*Work instructions:*
1. From the Azure ML workshop guide, return the part that opens with the words containing "ℹ️ If you are" and closes with "in this workshop.".
2. In the Azure ML workshop guide, what virtual machine size is specified for the compute instance?
3. List every field the Azure ML workshop guide says to fill in when creating the compute instance, along with the value it gives for each.

*Quoted text:*
In this workshop you are going to set up a Compute instance with it's own Datasets so that you can Train and register models. Finally, you will learn about Pipelines and how to set it up.
To get started, follow the Contents chronologically and complete each step in the sections before you move on.
ℹ️ If you want to take a longer break or you are finished with the workshop remember to visit the Clean up section.
- Before you start
- Getting started
- Compute instance
- Datasets
- Train and register models
- Pipeline
- Train from local machine
- Clean up
- Issues
- Disclaimer
It's important to note that this is a workshop that's not fully tested, meaning it will contain minor bugs and probably a lot of typos in the READMEs.
A second note is that you have limited time completing the workshop and you might not be able to complete it in time, and that's ok. If you want to continue at home you can register a student account with free credits at https://azure.microsoft.com/en-us/free/students/.
Have fun and please ask questions if something is unclear or you need help! We'll be happy to guide you!
- Login to the Azure Portal
- Go to Subscriptions and verify that
AI Studentlab
is available. If not, untick the box Show only subscriptions selected in the global subscriptions filter or ask for help. - Click the
AI Studentlab
subscription and go to Resources and click theml_aisl
resource. - Then click Launch Now to go to Azure Machine Learning studio. Alternatively you can open Azure Machine Learning studio, where you need to sign in with the following selected:
- Directory: Skatteetaten
- Subscription: AI Studentlab
- Machine Learning workspace: ml-aisl
- The next step is to create a Compute instance
Feel free to explore Azure ML Studio.
ℹ️ If you are prompted to sign in again in this workshop it just means that your token has expired and you just need to use your Microsoft account associated with your Azure subscription to sign back in.
ℹ️ Compute instances is a managed cloud-based workstation used by data scientists.
- In Azure ML studio, navigate to Compute and chose Compute instances. Then create a new compute instance.
- Fill in the following:
- Compute name: <your_name>workshop
- Region: westeurope
- Virtual machine type: CPU (Central Processing Unit)
- Virtual machine size: Standard_D1
⚠️ You need to provide the correct information otherwise you may encounter problems later in this workshop.
- Make sure your information is correct before you click create.
- For the next steps see section Testing and verifying compute instance.
ℹ️ In this workshop we are using python notebooks to run our code. To make notebooks available on our compute instance we need to clone this repository into it. We will also run some small test to check that everything works as expected.
- In Azure ML studio, on the Compute page for your workspace, view the Compute instances tab, and if necessary, click Refresh periodically until the compute instance you created in the previous step has started. This may take a couple of minutes so that might be a good time for a ☕ break.

*Data block:*
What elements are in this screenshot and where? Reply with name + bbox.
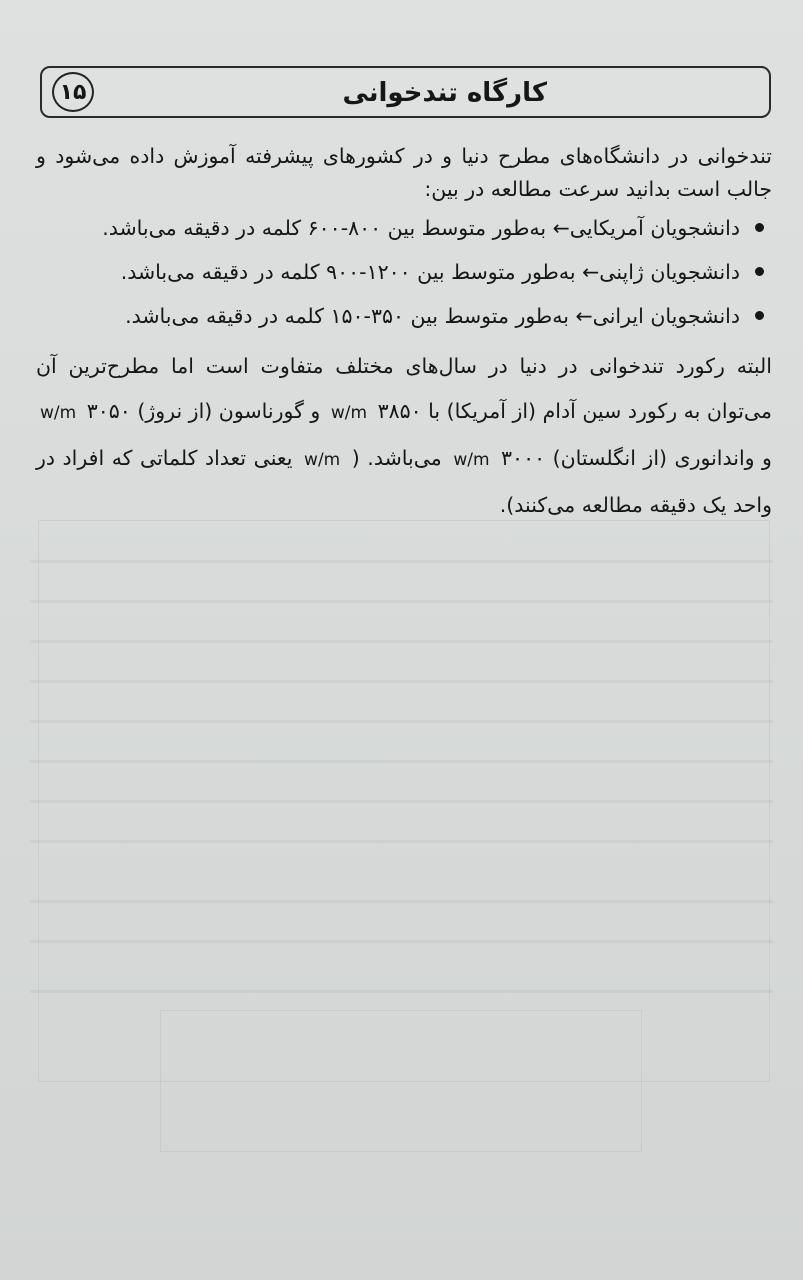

*Set of answers:*
1.
ℹ️ If you are prompted to sign in again in this workshop it just means that your token has expired and you just need to use your Microsoft account associated with your Azure subscription to sign back in.
ℹ️ Compute instances is a managed cloud-based workstation used by data scientists.
- In Azure ML studio, navigate to Compute and chose Compute instances. Then create a new compute instance.
- Fill in the following:
- Compute name: <your_name>workshop
- Region: westeurope
- Virtual machine type: CPU (Central Processing Unit)
- Virtual machine size: Standard_D1
⚠️ You need to provide the correct information otherwise you may encounter problems later in this workshop.

2. Standard_D1

3.
- Compute name: <your_name>workshop
- Region: westeurope
- Virtual machine type: CPU (Central Processing Unit)
- Virtual machine size: Standard_D1